§ **Job**
Copy out the listing that follows, exact in every word, and skip the images.

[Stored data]
----

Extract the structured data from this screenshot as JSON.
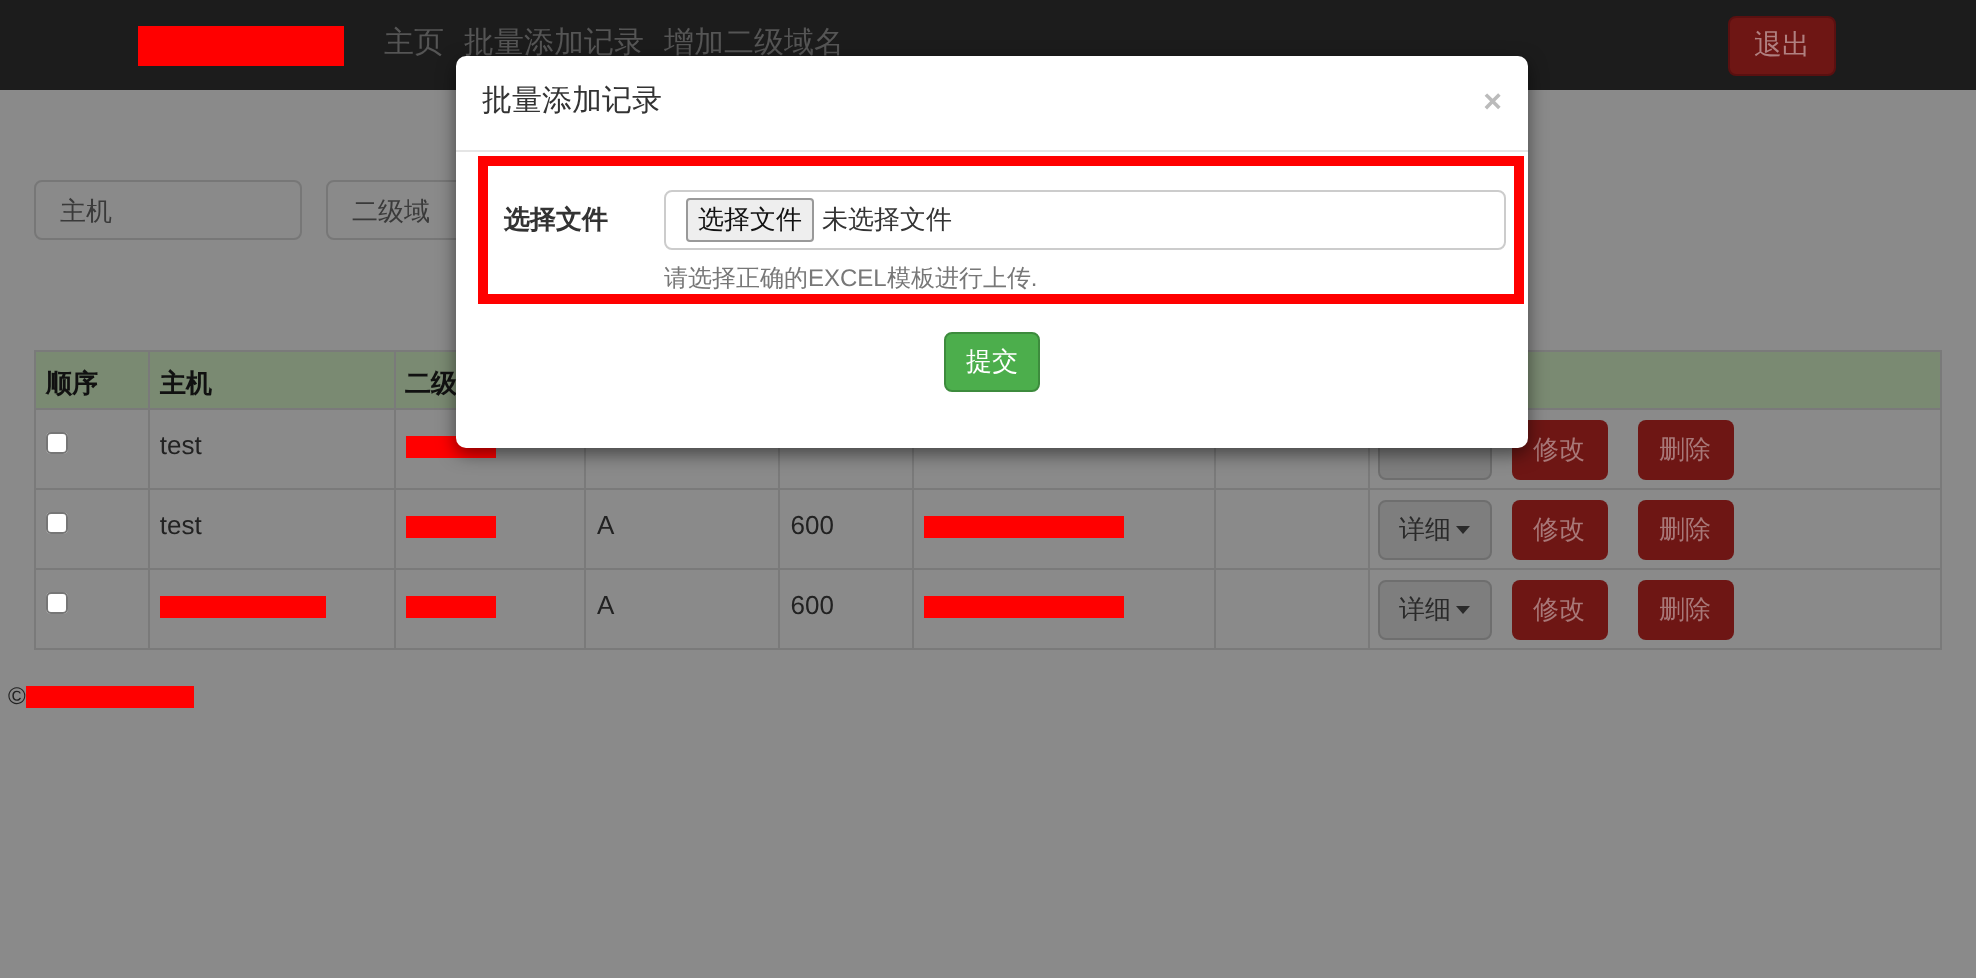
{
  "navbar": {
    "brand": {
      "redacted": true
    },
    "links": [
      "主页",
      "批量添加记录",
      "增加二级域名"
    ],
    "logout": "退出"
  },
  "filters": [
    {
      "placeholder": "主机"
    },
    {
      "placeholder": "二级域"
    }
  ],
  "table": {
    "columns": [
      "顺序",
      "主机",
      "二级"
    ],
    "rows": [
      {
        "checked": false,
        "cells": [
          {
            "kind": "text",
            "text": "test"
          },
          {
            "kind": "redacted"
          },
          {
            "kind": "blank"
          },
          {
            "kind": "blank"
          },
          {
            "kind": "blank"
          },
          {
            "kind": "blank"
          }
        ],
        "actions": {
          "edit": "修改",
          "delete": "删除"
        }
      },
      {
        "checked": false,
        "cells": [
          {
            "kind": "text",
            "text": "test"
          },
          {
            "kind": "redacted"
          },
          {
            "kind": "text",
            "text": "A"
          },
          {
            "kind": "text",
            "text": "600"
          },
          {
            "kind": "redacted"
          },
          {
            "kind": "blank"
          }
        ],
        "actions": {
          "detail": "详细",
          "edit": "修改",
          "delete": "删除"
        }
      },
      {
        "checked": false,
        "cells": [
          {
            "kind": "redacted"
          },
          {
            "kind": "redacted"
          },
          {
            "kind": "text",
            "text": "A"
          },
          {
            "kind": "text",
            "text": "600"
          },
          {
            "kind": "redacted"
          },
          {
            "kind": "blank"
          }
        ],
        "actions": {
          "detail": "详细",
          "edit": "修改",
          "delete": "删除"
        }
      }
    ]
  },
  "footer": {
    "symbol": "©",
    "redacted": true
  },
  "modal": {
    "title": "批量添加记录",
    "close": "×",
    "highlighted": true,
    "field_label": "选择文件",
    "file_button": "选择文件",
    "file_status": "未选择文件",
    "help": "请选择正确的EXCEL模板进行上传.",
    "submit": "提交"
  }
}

----

§ **Result**
Extract the structured data from this screenshot as JSON.
{
  "navbar": {
    "brand": {
      "redacted": true
    },
    "links": [
      "主页",
      "批量添加记录",
      "增加二级域名"
    ],
    "logout": "退出"
  },
  "filters": [
    {
      "placeholder": "主机"
    },
    {
      "placeholder": "二级域"
    }
  ],
  "table": {
    "columns": [
      "顺序",
      "主机",
      "二级"
    ],
    "rows": [
      {
        "checked": false,
        "cells": [
          {
            "kind": "text",
            "text": "test"
          },
          {
            "kind": "redacted"
          },
          {
            "kind": "blank"
          },
          {
            "kind": "blank"
          },
          {
            "kind": "blank"
          },
          {
            "kind": "blank"
          }
        ],
        "actions": {
          "edit": "修改",
          "delete": "删除"
        }
      },
      {
        "checked": false,
        "cells": [
          {
            "kind": "text",
            "text": "test"
          },
          {
            "kind": "redacted"
          },
          {
            "kind": "text",
            "text": "A"
          },
          {
            "kind": "text",
            "text": "600"
          },
          {
            "kind": "redacted"
          },
          {
            "kind": "blank"
          }
        ],
        "actions": {
          "detail": "详细",
          "edit": "修改",
          "delete": "删除"
        }
      },
      {
        "checked": false,
        "cells": [
          {
            "kind": "redacted"
          },
          {
            "kind": "redacted"
          },
          {
            "kind": "text",
            "text": "A"
          },
          {
            "kind": "text",
            "text": "600"
          },
          {
            "kind": "redacted"
          },
          {
            "kind": "blank"
          }
        ],
        "actions": {
          "detail": "详细",
          "edit": "修改",
          "delete": "删除"
        }
      }
    ]
  },
  "footer": {
    "symbol": "©",
    "redacted": true
  },
  "modal": {
    "title": "批量添加记录",
    "close": "×",
    "highlighted": true,
    "field_label": "选择文件",
    "file_button": "选择文件",
    "file_status": "未选择文件",
    "help": "请选择正确的EXCEL模板进行上传.",
    "submit": "提交"
  }
}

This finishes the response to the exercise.